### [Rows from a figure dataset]
** BEGIN **
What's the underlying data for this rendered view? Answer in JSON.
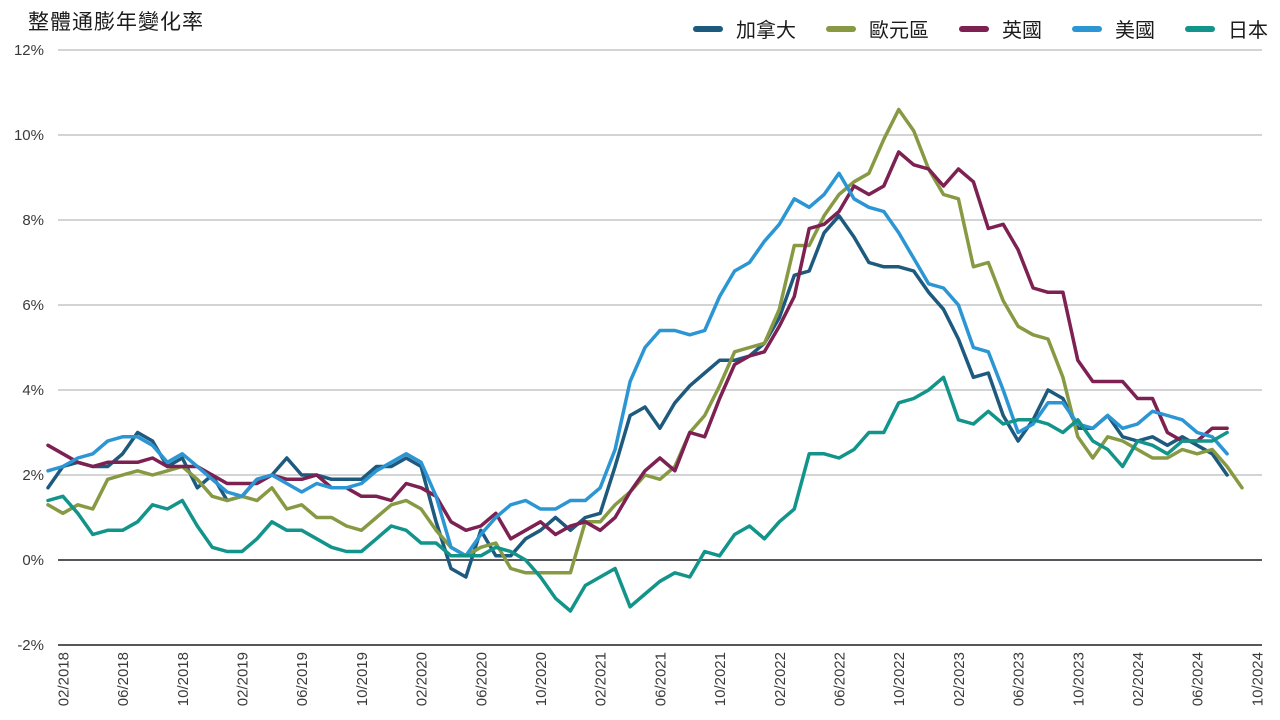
{
  "title": "整體通膨年變化率",
  "legend": [
    {
      "id": "canada",
      "label": "加拿大",
      "color": "#1d5a7e"
    },
    {
      "id": "eurozone",
      "label": "歐元區",
      "color": "#879a43"
    },
    {
      "id": "uk",
      "label": "英國",
      "color": "#7d2052"
    },
    {
      "id": "us",
      "label": "美國",
      "color": "#2b96d3"
    },
    {
      "id": "japan",
      "label": "日本",
      "color": "#12948a"
    }
  ],
  "chart_data": {
    "type": "line",
    "title": "整體通膨年變化率",
    "x_interval": "monthly",
    "x_start_month": "01/2018",
    "x_tick_labels": [
      "02/2018",
      "06/2018",
      "10/2018",
      "02/2019",
      "06/2019",
      "10/2019",
      "02/2020",
      "06/2020",
      "10/2020",
      "02/2021",
      "06/2021",
      "10/2021",
      "02/2022",
      "06/2022",
      "10/2022",
      "02/2023",
      "06/2023",
      "10/2023",
      "02/2024",
      "06/2024",
      "10/2024"
    ],
    "x_tick_first_index": 1,
    "x_tick_step_months": 4,
    "x_total_months": 82,
    "ylim": [
      -2,
      12
    ],
    "y_ticks": [
      -2,
      0,
      2,
      4,
      6,
      8,
      10,
      12
    ],
    "y_tick_suffix": "%",
    "grid": "horizontal",
    "legend_position": "top-right",
    "series": [
      {
        "id": "canada",
        "name": "加拿大",
        "color": "#1d5a7e",
        "values": [
          1.7,
          2.2,
          2.3,
          2.2,
          2.2,
          2.5,
          3.0,
          2.8,
          2.2,
          2.4,
          1.7,
          2.0,
          1.4,
          1.5,
          1.9,
          2.0,
          2.4,
          2.0,
          2.0,
          1.9,
          1.9,
          1.9,
          2.2,
          2.2,
          2.4,
          2.2,
          0.9,
          -0.2,
          -0.4,
          0.7,
          0.1,
          0.1,
          0.5,
          0.7,
          1.0,
          0.7,
          1.0,
          1.1,
          2.2,
          3.4,
          3.6,
          3.1,
          3.7,
          4.1,
          4.4,
          4.7,
          4.7,
          4.8,
          5.1,
          5.7,
          6.7,
          6.8,
          7.7,
          8.1,
          7.6,
          7.0,
          6.9,
          6.9,
          6.8,
          6.3,
          5.9,
          5.2,
          4.3,
          4.4,
          3.4,
          2.8,
          3.3,
          4.0,
          3.8,
          3.1,
          3.1,
          3.4,
          2.9,
          2.8,
          2.9,
          2.7,
          2.9,
          2.7,
          2.5,
          2.0
        ]
      },
      {
        "id": "eurozone",
        "name": "歐元區",
        "color": "#879a43",
        "values": [
          1.3,
          1.1,
          1.3,
          1.2,
          1.9,
          2.0,
          2.1,
          2.0,
          2.1,
          2.2,
          1.9,
          1.5,
          1.4,
          1.5,
          1.4,
          1.7,
          1.2,
          1.3,
          1.0,
          1.0,
          0.8,
          0.7,
          1.0,
          1.3,
          1.4,
          1.2,
          0.7,
          0.3,
          0.1,
          0.3,
          0.4,
          -0.2,
          -0.3,
          -0.3,
          -0.3,
          -0.3,
          0.9,
          0.9,
          1.3,
          1.6,
          2.0,
          1.9,
          2.2,
          3.0,
          3.4,
          4.1,
          4.9,
          5.0,
          5.1,
          5.9,
          7.4,
          7.4,
          8.1,
          8.6,
          8.9,
          9.1,
          9.9,
          10.6,
          10.1,
          9.2,
          8.6,
          8.5,
          6.9,
          7.0,
          6.1,
          5.5,
          5.3,
          5.2,
          4.3,
          2.9,
          2.4,
          2.9,
          2.8,
          2.6,
          2.4,
          2.4,
          2.6,
          2.5,
          2.6,
          2.2,
          1.7
        ]
      },
      {
        "id": "uk",
        "name": "英國",
        "color": "#7d2052",
        "values": [
          2.7,
          2.5,
          2.3,
          2.2,
          2.3,
          2.3,
          2.3,
          2.4,
          2.2,
          2.2,
          2.2,
          2.0,
          1.8,
          1.8,
          1.8,
          2.0,
          1.9,
          1.9,
          2.0,
          1.7,
          1.7,
          1.5,
          1.5,
          1.4,
          1.8,
          1.7,
          1.5,
          0.9,
          0.7,
          0.8,
          1.1,
          0.5,
          0.7,
          0.9,
          0.6,
          0.8,
          0.9,
          0.7,
          1.0,
          1.6,
          2.1,
          2.4,
          2.1,
          3.0,
          2.9,
          3.8,
          4.6,
          4.8,
          4.9,
          5.5,
          6.2,
          7.8,
          7.9,
          8.2,
          8.8,
          8.6,
          8.8,
          9.6,
          9.3,
          9.2,
          8.8,
          9.2,
          8.9,
          7.8,
          7.9,
          7.3,
          6.4,
          6.3,
          6.3,
          4.7,
          4.2,
          4.2,
          4.2,
          3.8,
          3.8,
          3.0,
          2.8,
          2.8,
          3.1,
          3.1
        ]
      },
      {
        "id": "us",
        "name": "美國",
        "color": "#2b96d3",
        "values": [
          2.1,
          2.2,
          2.4,
          2.5,
          2.8,
          2.9,
          2.9,
          2.7,
          2.3,
          2.5,
          2.2,
          1.9,
          1.6,
          1.5,
          1.9,
          2.0,
          1.8,
          1.6,
          1.8,
          1.7,
          1.7,
          1.8,
          2.1,
          2.3,
          2.5,
          2.3,
          1.5,
          0.3,
          0.1,
          0.6,
          1.0,
          1.3,
          1.4,
          1.2,
          1.2,
          1.4,
          1.4,
          1.7,
          2.6,
          4.2,
          5.0,
          5.4,
          5.4,
          5.3,
          5.4,
          6.2,
          6.8,
          7.0,
          7.5,
          7.9,
          8.5,
          8.3,
          8.6,
          9.1,
          8.5,
          8.3,
          8.2,
          7.7,
          7.1,
          6.5,
          6.4,
          6.0,
          5.0,
          4.9,
          4.0,
          3.0,
          3.2,
          3.7,
          3.7,
          3.2,
          3.1,
          3.4,
          3.1,
          3.2,
          3.5,
          3.4,
          3.3,
          3.0,
          2.9,
          2.5
        ]
      },
      {
        "id": "japan",
        "name": "日本",
        "color": "#12948a",
        "values": [
          1.4,
          1.5,
          1.1,
          0.6,
          0.7,
          0.7,
          0.9,
          1.3,
          1.2,
          1.4,
          0.8,
          0.3,
          0.2,
          0.2,
          0.5,
          0.9,
          0.7,
          0.7,
          0.5,
          0.3,
          0.2,
          0.2,
          0.5,
          0.8,
          0.7,
          0.4,
          0.4,
          0.1,
          0.1,
          0.1,
          0.3,
          0.2,
          0.0,
          -0.4,
          -0.9,
          -1.2,
          -0.6,
          -0.4,
          -0.2,
          -1.1,
          -0.8,
          -0.5,
          -0.3,
          -0.4,
          0.2,
          0.1,
          0.6,
          0.8,
          0.5,
          0.9,
          1.2,
          2.5,
          2.5,
          2.4,
          2.6,
          3.0,
          3.0,
          3.7,
          3.8,
          4.0,
          4.3,
          3.3,
          3.2,
          3.5,
          3.2,
          3.3,
          3.3,
          3.2,
          3.0,
          3.3,
          2.8,
          2.6,
          2.2,
          2.8,
          2.7,
          2.5,
          2.8,
          2.8,
          2.8,
          3.0
        ]
      }
    ]
  }
}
** END **
### [EXERCISE DIRECTIONS]
Quote every line of the records above exactly; no picture is to be copied.

### [ANSWER FOR THE TASK]
What's the underlying data for this rendered view? Answer in JSON.
{
  "title": "整體通膨年變化率",
  "legend": [
    {
      "id": "canada",
      "label": "加拿大",
      "color": "#1d5a7e"
    },
    {
      "id": "eurozone",
      "label": "歐元區",
      "color": "#879a43"
    },
    {
      "id": "uk",
      "label": "英國",
      "color": "#7d2052"
    },
    {
      "id": "us",
      "label": "美國",
      "color": "#2b96d3"
    },
    {
      "id": "japan",
      "label": "日本",
      "color": "#12948a"
    }
  ],
  "chart_data": {
    "type": "line",
    "title": "整體通膨年變化率",
    "x_interval": "monthly",
    "x_start_month": "01/2018",
    "x_tick_labels": [
      "02/2018",
      "06/2018",
      "10/2018",
      "02/2019",
      "06/2019",
      "10/2019",
      "02/2020",
      "06/2020",
      "10/2020",
      "02/2021",
      "06/2021",
      "10/2021",
      "02/2022",
      "06/2022",
      "10/2022",
      "02/2023",
      "06/2023",
      "10/2023",
      "02/2024",
      "06/2024",
      "10/2024"
    ],
    "x_tick_first_index": 1,
    "x_tick_step_months": 4,
    "x_total_months": 82,
    "ylim": [
      -2,
      12
    ],
    "y_ticks": [
      -2,
      0,
      2,
      4,
      6,
      8,
      10,
      12
    ],
    "y_tick_suffix": "%",
    "grid": "horizontal",
    "legend_position": "top-right",
    "series": [
      {
        "id": "canada",
        "name": "加拿大",
        "color": "#1d5a7e",
        "values": [
          1.7,
          2.2,
          2.3,
          2.2,
          2.2,
          2.5,
          3.0,
          2.8,
          2.2,
          2.4,
          1.7,
          2.0,
          1.4,
          1.5,
          1.9,
          2.0,
          2.4,
          2.0,
          2.0,
          1.9,
          1.9,
          1.9,
          2.2,
          2.2,
          2.4,
          2.2,
          0.9,
          -0.2,
          -0.4,
          0.7,
          0.1,
          0.1,
          0.5,
          0.7,
          1.0,
          0.7,
          1.0,
          1.1,
          2.2,
          3.4,
          3.6,
          3.1,
          3.7,
          4.1,
          4.4,
          4.7,
          4.7,
          4.8,
          5.1,
          5.7,
          6.7,
          6.8,
          7.7,
          8.1,
          7.6,
          7.0,
          6.9,
          6.9,
          6.8,
          6.3,
          5.9,
          5.2,
          4.3,
          4.4,
          3.4,
          2.8,
          3.3,
          4.0,
          3.8,
          3.1,
          3.1,
          3.4,
          2.9,
          2.8,
          2.9,
          2.7,
          2.9,
          2.7,
          2.5,
          2.0
        ]
      },
      {
        "id": "eurozone",
        "name": "歐元區",
        "color": "#879a43",
        "values": [
          1.3,
          1.1,
          1.3,
          1.2,
          1.9,
          2.0,
          2.1,
          2.0,
          2.1,
          2.2,
          1.9,
          1.5,
          1.4,
          1.5,
          1.4,
          1.7,
          1.2,
          1.3,
          1.0,
          1.0,
          0.8,
          0.7,
          1.0,
          1.3,
          1.4,
          1.2,
          0.7,
          0.3,
          0.1,
          0.3,
          0.4,
          -0.2,
          -0.3,
          -0.3,
          -0.3,
          -0.3,
          0.9,
          0.9,
          1.3,
          1.6,
          2.0,
          1.9,
          2.2,
          3.0,
          3.4,
          4.1,
          4.9,
          5.0,
          5.1,
          5.9,
          7.4,
          7.4,
          8.1,
          8.6,
          8.9,
          9.1,
          9.9,
          10.6,
          10.1,
          9.2,
          8.6,
          8.5,
          6.9,
          7.0,
          6.1,
          5.5,
          5.3,
          5.2,
          4.3,
          2.9,
          2.4,
          2.9,
          2.8,
          2.6,
          2.4,
          2.4,
          2.6,
          2.5,
          2.6,
          2.2,
          1.7
        ]
      },
      {
        "id": "uk",
        "name": "英國",
        "color": "#7d2052",
        "values": [
          2.7,
          2.5,
          2.3,
          2.2,
          2.3,
          2.3,
          2.3,
          2.4,
          2.2,
          2.2,
          2.2,
          2.0,
          1.8,
          1.8,
          1.8,
          2.0,
          1.9,
          1.9,
          2.0,
          1.7,
          1.7,
          1.5,
          1.5,
          1.4,
          1.8,
          1.7,
          1.5,
          0.9,
          0.7,
          0.8,
          1.1,
          0.5,
          0.7,
          0.9,
          0.6,
          0.8,
          0.9,
          0.7,
          1.0,
          1.6,
          2.1,
          2.4,
          2.1,
          3.0,
          2.9,
          3.8,
          4.6,
          4.8,
          4.9,
          5.5,
          6.2,
          7.8,
          7.9,
          8.2,
          8.8,
          8.6,
          8.8,
          9.6,
          9.3,
          9.2,
          8.8,
          9.2,
          8.9,
          7.8,
          7.9,
          7.3,
          6.4,
          6.3,
          6.3,
          4.7,
          4.2,
          4.2,
          4.2,
          3.8,
          3.8,
          3.0,
          2.8,
          2.8,
          3.1,
          3.1
        ]
      },
      {
        "id": "us",
        "name": "美國",
        "color": "#2b96d3",
        "values": [
          2.1,
          2.2,
          2.4,
          2.5,
          2.8,
          2.9,
          2.9,
          2.7,
          2.3,
          2.5,
          2.2,
          1.9,
          1.6,
          1.5,
          1.9,
          2.0,
          1.8,
          1.6,
          1.8,
          1.7,
          1.7,
          1.8,
          2.1,
          2.3,
          2.5,
          2.3,
          1.5,
          0.3,
          0.1,
          0.6,
          1.0,
          1.3,
          1.4,
          1.2,
          1.2,
          1.4,
          1.4,
          1.7,
          2.6,
          4.2,
          5.0,
          5.4,
          5.4,
          5.3,
          5.4,
          6.2,
          6.8,
          7.0,
          7.5,
          7.9,
          8.5,
          8.3,
          8.6,
          9.1,
          8.5,
          8.3,
          8.2,
          7.7,
          7.1,
          6.5,
          6.4,
          6.0,
          5.0,
          4.9,
          4.0,
          3.0,
          3.2,
          3.7,
          3.7,
          3.2,
          3.1,
          3.4,
          3.1,
          3.2,
          3.5,
          3.4,
          3.3,
          3.0,
          2.9,
          2.5
        ]
      },
      {
        "id": "japan",
        "name": "日本",
        "color": "#12948a",
        "values": [
          1.4,
          1.5,
          1.1,
          0.6,
          0.7,
          0.7,
          0.9,
          1.3,
          1.2,
          1.4,
          0.8,
          0.3,
          0.2,
          0.2,
          0.5,
          0.9,
          0.7,
          0.7,
          0.5,
          0.3,
          0.2,
          0.2,
          0.5,
          0.8,
          0.7,
          0.4,
          0.4,
          0.1,
          0.1,
          0.1,
          0.3,
          0.2,
          0.0,
          -0.4,
          -0.9,
          -1.2,
          -0.6,
          -0.4,
          -0.2,
          -1.1,
          -0.8,
          -0.5,
          -0.3,
          -0.4,
          0.2,
          0.1,
          0.6,
          0.8,
          0.5,
          0.9,
          1.2,
          2.5,
          2.5,
          2.4,
          2.6,
          3.0,
          3.0,
          3.7,
          3.8,
          4.0,
          4.3,
          3.3,
          3.2,
          3.5,
          3.2,
          3.3,
          3.3,
          3.2,
          3.0,
          3.3,
          2.8,
          2.6,
          2.2,
          2.8,
          2.7,
          2.5,
          2.8,
          2.8,
          2.8,
          3.0
        ]
      }
    ]
  }
}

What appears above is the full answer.